— BEGIN Supplied records —
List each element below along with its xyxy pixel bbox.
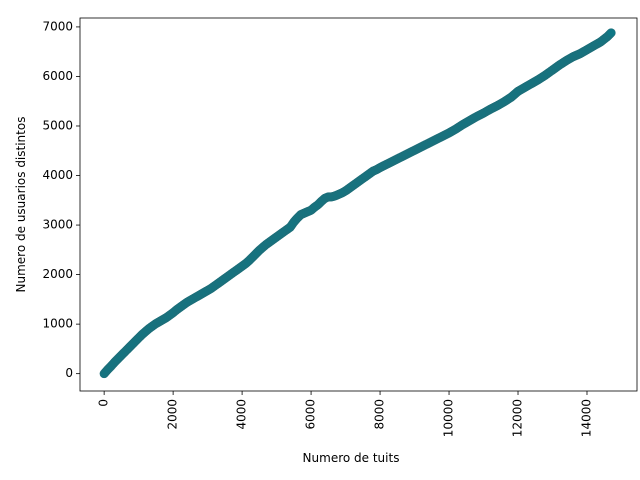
y-tick-label: 1000 xyxy=(42,317,73,331)
y-tick-label: 6000 xyxy=(42,69,73,83)
x-tick-label: 12000 xyxy=(511,399,525,437)
x-tick-label: 14000 xyxy=(579,399,593,437)
y-axis-label: Numero de usuarios distintos xyxy=(14,117,28,293)
data-points xyxy=(99,28,616,379)
y-tick-label: 7000 xyxy=(42,19,73,33)
y-tick-label: 4000 xyxy=(42,168,73,182)
plot-frame xyxy=(79,17,638,392)
x-tick-label: 6000 xyxy=(304,399,318,430)
x-tick-label: 4000 xyxy=(235,399,249,430)
y-tick-label: 0 xyxy=(65,366,73,380)
x-tick-label: 10000 xyxy=(442,399,456,437)
y-axis-ticks: 0 1000 2000 3000 4000 5000 6000 7000 xyxy=(42,19,80,380)
y-tick-label: 3000 xyxy=(42,218,73,232)
x-tick-label: 2000 xyxy=(166,399,180,430)
x-tick-label: 8000 xyxy=(373,399,387,430)
x-axis-ticks: 0 2000 4000 6000 8000 10000 12000 14000 xyxy=(97,391,593,437)
x-axis-label: Numero de tuits xyxy=(303,451,400,465)
data-point xyxy=(606,28,616,38)
y-tick-label: 5000 xyxy=(42,118,73,132)
y-tick-label: 2000 xyxy=(42,267,73,281)
x-tick-label: 0 xyxy=(97,399,111,407)
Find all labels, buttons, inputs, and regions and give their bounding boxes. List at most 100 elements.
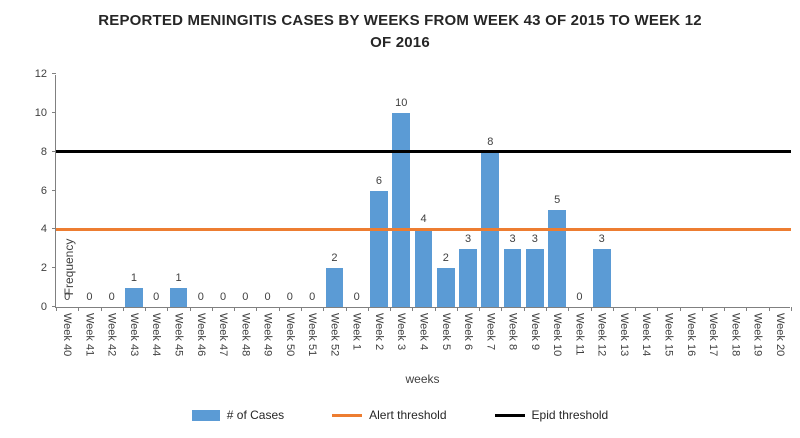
x-tick-label: Week 5 bbox=[439, 313, 452, 351]
x-tick-mark bbox=[456, 307, 458, 311]
bar-value-label: 0 bbox=[353, 291, 360, 303]
chart-legend: # of Cases Alert threshold Epid threshol… bbox=[0, 408, 800, 422]
x-tick-mark bbox=[679, 307, 681, 311]
x-tick-label: Week 46 bbox=[194, 313, 207, 357]
x-tick-mark bbox=[211, 307, 213, 311]
x-tick-mark bbox=[189, 307, 191, 311]
bar-week-45 bbox=[169, 287, 188, 307]
bar-week-5 bbox=[436, 268, 455, 307]
x-tick-mark bbox=[345, 307, 347, 311]
x-tick-label: Week 9 bbox=[528, 313, 541, 351]
x-tick-mark bbox=[122, 307, 124, 311]
x-tick-label: Week 47 bbox=[217, 313, 230, 357]
x-tick-label: Week 45 bbox=[172, 313, 185, 357]
epid-threshold-line bbox=[56, 150, 791, 154]
bar-week-4 bbox=[414, 229, 433, 307]
x-tick-mark bbox=[657, 307, 659, 311]
x-tick-mark bbox=[479, 307, 481, 311]
x-tick-label: Week 7 bbox=[484, 313, 497, 351]
x-tick-label: Week 48 bbox=[239, 313, 252, 357]
y-tick-mark bbox=[52, 306, 56, 307]
legend-item-alert-threshold: Alert threshold bbox=[332, 408, 447, 422]
x-tick-mark bbox=[590, 307, 592, 311]
x-tick-mark bbox=[78, 307, 80, 311]
x-tick-label: Week 14 bbox=[640, 313, 653, 357]
x-tick-label: Week 51 bbox=[306, 313, 319, 357]
bar-value-label: 4 bbox=[420, 213, 427, 226]
y-tick-label: 4 bbox=[40, 223, 47, 236]
bar-value-label: 5 bbox=[554, 193, 561, 206]
x-tick-label: Week 19 bbox=[751, 313, 764, 357]
bar-value-label: 0 bbox=[86, 291, 93, 303]
x-tick-mark bbox=[768, 307, 770, 311]
x-tick-label: Week 8 bbox=[506, 313, 519, 351]
bar-week-12 bbox=[592, 248, 611, 307]
x-tick-mark bbox=[434, 307, 436, 311]
bar-week-6 bbox=[459, 248, 477, 307]
x-tick-label: Week 3 bbox=[395, 313, 408, 351]
bar-value-label: 6 bbox=[375, 174, 383, 187]
legend-label-alert: Alert threshold bbox=[369, 408, 447, 422]
epid-threshold-swatch-icon bbox=[494, 413, 525, 417]
alert-threshold-line bbox=[56, 227, 791, 231]
x-tick-mark bbox=[301, 307, 302, 311]
bar-value-label: 0 bbox=[286, 291, 293, 303]
y-tick-mark bbox=[52, 150, 56, 152]
bar-value-label: 1 bbox=[130, 271, 138, 284]
y-tick-label: 2 bbox=[40, 262, 47, 275]
legend-label-epid: Epid threshold bbox=[531, 408, 609, 422]
x-tick-label: Week 20 bbox=[773, 313, 786, 357]
y-tick-label: 10 bbox=[34, 106, 47, 119]
x-tick-mark bbox=[234, 307, 236, 311]
bar-value-label: 3 bbox=[509, 232, 516, 245]
x-tick-mark bbox=[390, 307, 392, 311]
x-tick-label: Week 12 bbox=[595, 313, 608, 357]
legend-label-cases: # of Cases bbox=[226, 408, 285, 422]
y-tick-label: 0 bbox=[40, 301, 47, 313]
alert-threshold-swatch-icon bbox=[332, 413, 363, 417]
bar-week-43 bbox=[125, 287, 143, 307]
x-tick-mark bbox=[612, 307, 614, 311]
bar-week-2 bbox=[370, 190, 388, 307]
bar-week-52 bbox=[325, 268, 344, 307]
x-tick-mark bbox=[167, 307, 169, 311]
bar-week-10 bbox=[548, 209, 567, 307]
x-tick-mark bbox=[256, 307, 258, 311]
bar-value-label: 3 bbox=[531, 232, 538, 245]
x-tick-label: Week 44 bbox=[150, 313, 163, 357]
x-tick-label: Week 52 bbox=[328, 313, 341, 357]
x-tick-mark bbox=[412, 307, 414, 311]
y-tick-mark bbox=[52, 111, 56, 113]
x-tick-label: Week 11 bbox=[573, 313, 586, 356]
bar-value-label: 2 bbox=[331, 252, 338, 265]
bar-week-9 bbox=[525, 248, 544, 307]
bar-value-label: 0 bbox=[264, 291, 271, 303]
y-tick-label: 8 bbox=[40, 145, 47, 158]
x-tick-mark bbox=[145, 307, 147, 311]
x-tick-mark bbox=[323, 307, 325, 311]
legend-item-cases: # of Cases bbox=[191, 408, 285, 422]
bar-value-label: 0 bbox=[197, 291, 204, 303]
y-tick-mark bbox=[52, 73, 56, 74]
x-tick-label: Week 49 bbox=[261, 313, 274, 357]
x-tick-label: Week 17 bbox=[707, 313, 720, 357]
bar-value-label: 8 bbox=[487, 135, 494, 148]
bar-value-label: 0 bbox=[576, 291, 583, 303]
x-tick-mark bbox=[523, 307, 525, 311]
x-tick-mark bbox=[546, 307, 547, 311]
x-tick-label: Week 1 bbox=[350, 313, 363, 351]
bar-week-8 bbox=[503, 248, 522, 307]
x-tick-label: Week 50 bbox=[283, 313, 296, 357]
y-tick-label: 6 bbox=[40, 184, 47, 197]
x-tick-mark bbox=[746, 307, 748, 311]
x-axis-title: weeks bbox=[405, 372, 440, 386]
bar-value-label: 0 bbox=[219, 291, 227, 303]
x-tick-label: Week 43 bbox=[127, 313, 140, 357]
bar-value-label: 0 bbox=[242, 291, 249, 303]
bar-value-label: 2 bbox=[442, 252, 449, 265]
x-tick-label: Week 13 bbox=[617, 313, 630, 357]
x-tick-mark bbox=[724, 307, 726, 311]
chart-title: REPORTED MENINGITIS CASES BY WEEKS FROM … bbox=[98, 12, 702, 51]
y-tick-mark bbox=[52, 189, 56, 191]
y-tick-mark bbox=[52, 228, 56, 230]
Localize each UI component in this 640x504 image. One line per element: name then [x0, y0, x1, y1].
— END Supplied records —
(Exercise aim)
Rewrite all the records above, swapping every "x-tick-mark" for "x-tick" and leaving everything else as it is. Leave out the pictures.

(Answer below)
List each element below along with its xyxy pixel bbox.
y-tick-label: 1000 xyxy=(42,317,73,331)
y-tick-label: 6000 xyxy=(42,69,73,83)
x-tick-label: 12000 xyxy=(511,399,525,437)
x-tick-label: 14000 xyxy=(579,399,593,437)
y-axis-label: Numero de usuarios distintos xyxy=(14,117,28,293)
data-points xyxy=(99,28,616,379)
y-tick-label: 7000 xyxy=(42,19,73,33)
y-tick-label: 4000 xyxy=(42,168,73,182)
plot-frame xyxy=(79,17,638,392)
x-tick-label: 6000 xyxy=(304,399,318,430)
x-tick-label: 4000 xyxy=(235,399,249,430)
y-tick-label: 0 xyxy=(65,366,73,380)
x-tick-label: 10000 xyxy=(442,399,456,437)
y-axis-ticks: 0 1000 2000 3000 4000 5000 6000 7000 xyxy=(42,19,80,380)
y-tick-label: 3000 xyxy=(42,218,73,232)
x-tick-label: 2000 xyxy=(166,399,180,430)
x-tick-label: 8000 xyxy=(373,399,387,430)
x-axis-ticks: 0 2000 4000 6000 8000 10000 12000 14000 xyxy=(97,391,593,437)
x-axis-label: Numero de tuits xyxy=(303,451,400,465)
data-point xyxy=(606,28,616,38)
y-tick-label: 5000 xyxy=(42,118,73,132)
y-tick-label: 2000 xyxy=(42,267,73,281)
x-tick-label: 0 xyxy=(97,399,111,407)
Find all labels, buttons, inputs, and regions and give their bounding boxes. List at most 100 elements.
x-tick-label: Week 5 bbox=[439, 313, 452, 351]
x-tick bbox=[456, 307, 458, 311]
bar-value-label: 0 bbox=[353, 291, 360, 303]
chart-legend: # of Cases Alert threshold Epid threshol… bbox=[0, 408, 800, 422]
x-tick bbox=[679, 307, 681, 311]
x-tick-label: Week 46 bbox=[194, 313, 207, 357]
x-tick bbox=[211, 307, 213, 311]
x-tick bbox=[189, 307, 191, 311]
bar-week-45 bbox=[169, 287, 188, 307]
bar-week-5 bbox=[436, 268, 455, 307]
x-tick bbox=[345, 307, 347, 311]
x-tick-label: Week 9 bbox=[528, 313, 541, 351]
x-tick bbox=[122, 307, 124, 311]
x-tick-label: Week 47 bbox=[217, 313, 230, 357]
x-tick-label: Week 45 bbox=[172, 313, 185, 357]
epid-threshold-line bbox=[56, 150, 791, 154]
bar-week-4 bbox=[414, 229, 433, 307]
x-tick bbox=[657, 307, 659, 311]
x-tick bbox=[479, 307, 481, 311]
x-tick-label: Week 7 bbox=[484, 313, 497, 351]
x-tick-label: Week 48 bbox=[239, 313, 252, 357]
y-tick-mark bbox=[52, 306, 56, 307]
legend-item-alert-threshold: Alert threshold bbox=[332, 408, 447, 422]
x-tick bbox=[590, 307, 592, 311]
x-tick bbox=[78, 307, 80, 311]
x-tick-label: Week 14 bbox=[640, 313, 653, 357]
x-tick-label: Week 51 bbox=[306, 313, 319, 357]
bar-value-label: 4 bbox=[420, 213, 427, 226]
y-tick-label: 4 bbox=[40, 223, 47, 236]
bar-value-label: 5 bbox=[554, 193, 561, 206]
x-tick-label: Week 19 bbox=[751, 313, 764, 357]
bar-value-label: 0 bbox=[86, 291, 93, 303]
x-tick bbox=[768, 307, 770, 311]
x-tick-label: Week 8 bbox=[506, 313, 519, 351]
bar-week-12 bbox=[592, 248, 611, 307]
x-tick bbox=[434, 307, 436, 311]
bar-week-6 bbox=[459, 248, 477, 307]
x-tick-label: Week 3 bbox=[395, 313, 408, 351]
bar-value-label: 6 bbox=[375, 174, 383, 187]
legend-label-alert: Alert threshold bbox=[369, 408, 447, 422]
epid-threshold-swatch-icon bbox=[494, 413, 525, 417]
alert-threshold-line bbox=[56, 227, 791, 231]
x-tick bbox=[301, 307, 302, 311]
bar-value-label: 0 bbox=[286, 291, 293, 303]
y-tick-mark bbox=[52, 150, 56, 152]
bar-value-label: 1 bbox=[130, 271, 138, 284]
y-tick-label: 2 bbox=[40, 262, 47, 275]
legend-label-epid: Epid threshold bbox=[531, 408, 609, 422]
x-tick-label: Week 20 bbox=[773, 313, 786, 357]
y-tick-label: 10 bbox=[34, 106, 47, 119]
x-tick bbox=[234, 307, 236, 311]
bar-value-label: 3 bbox=[509, 232, 516, 245]
x-tick bbox=[390, 307, 392, 311]
x-tick-label: Week 12 bbox=[595, 313, 608, 357]
legend-label-cases: # of Cases bbox=[226, 408, 285, 422]
y-tick-label: 0 bbox=[40, 301, 47, 313]
alert-threshold-swatch-icon bbox=[332, 413, 363, 417]
bar-week-43 bbox=[125, 287, 143, 307]
x-tick bbox=[612, 307, 614, 311]
bar-week-2 bbox=[370, 190, 388, 307]
bar-week-52 bbox=[325, 268, 344, 307]
x-tick bbox=[167, 307, 169, 311]
bar-week-10 bbox=[548, 209, 567, 307]
x-tick bbox=[256, 307, 258, 311]
bar-value-label: 3 bbox=[531, 232, 538, 245]
x-tick-label: Week 44 bbox=[150, 313, 163, 357]
x-tick-label: Week 52 bbox=[328, 313, 341, 357]
x-tick bbox=[412, 307, 414, 311]
y-tick-mark bbox=[52, 111, 56, 113]
x-tick-label: Week 11 bbox=[573, 313, 586, 356]
bar-value-label: 2 bbox=[331, 252, 338, 265]
bar-week-9 bbox=[525, 248, 544, 307]
bar-value-label: 0 bbox=[264, 291, 271, 303]
y-tick-label: 8 bbox=[40, 145, 47, 158]
x-tick bbox=[145, 307, 147, 311]
x-tick bbox=[323, 307, 325, 311]
legend-item-cases: # of Cases bbox=[191, 408, 285, 422]
bar-value-label: 0 bbox=[197, 291, 204, 303]
y-tick-mark bbox=[52, 73, 56, 74]
x-tick-label: Week 49 bbox=[261, 313, 274, 357]
x-tick-label: Week 17 bbox=[707, 313, 720, 357]
bar-value-label: 8 bbox=[487, 135, 494, 148]
bar-value-label: 0 bbox=[576, 291, 583, 303]
x-tick bbox=[523, 307, 525, 311]
x-tick bbox=[546, 307, 547, 311]
x-tick-label: Week 1 bbox=[350, 313, 363, 351]
bar-week-8 bbox=[503, 248, 522, 307]
x-tick-label: Week 50 bbox=[283, 313, 296, 357]
y-tick-label: 6 bbox=[40, 184, 47, 197]
x-tick bbox=[746, 307, 748, 311]
x-axis-title: weeks bbox=[405, 372, 440, 386]
bar-value-label: 0 bbox=[219, 291, 227, 303]
x-tick-label: Week 43 bbox=[127, 313, 140, 357]
bar-value-label: 0 bbox=[242, 291, 249, 303]
bar-value-label: 2 bbox=[442, 252, 449, 265]
x-tick-label: Week 13 bbox=[617, 313, 630, 357]
x-tick bbox=[724, 307, 726, 311]
chart-title: REPORTED MENINGITIS CASES BY WEEKS FROM … bbox=[98, 12, 702, 51]
y-tick-mark bbox=[52, 189, 56, 191]
y-tick-mark bbox=[52, 228, 56, 230]
Localize each UI component in this 640x504 image. One line per element: name then [x0, y0, x1, y1].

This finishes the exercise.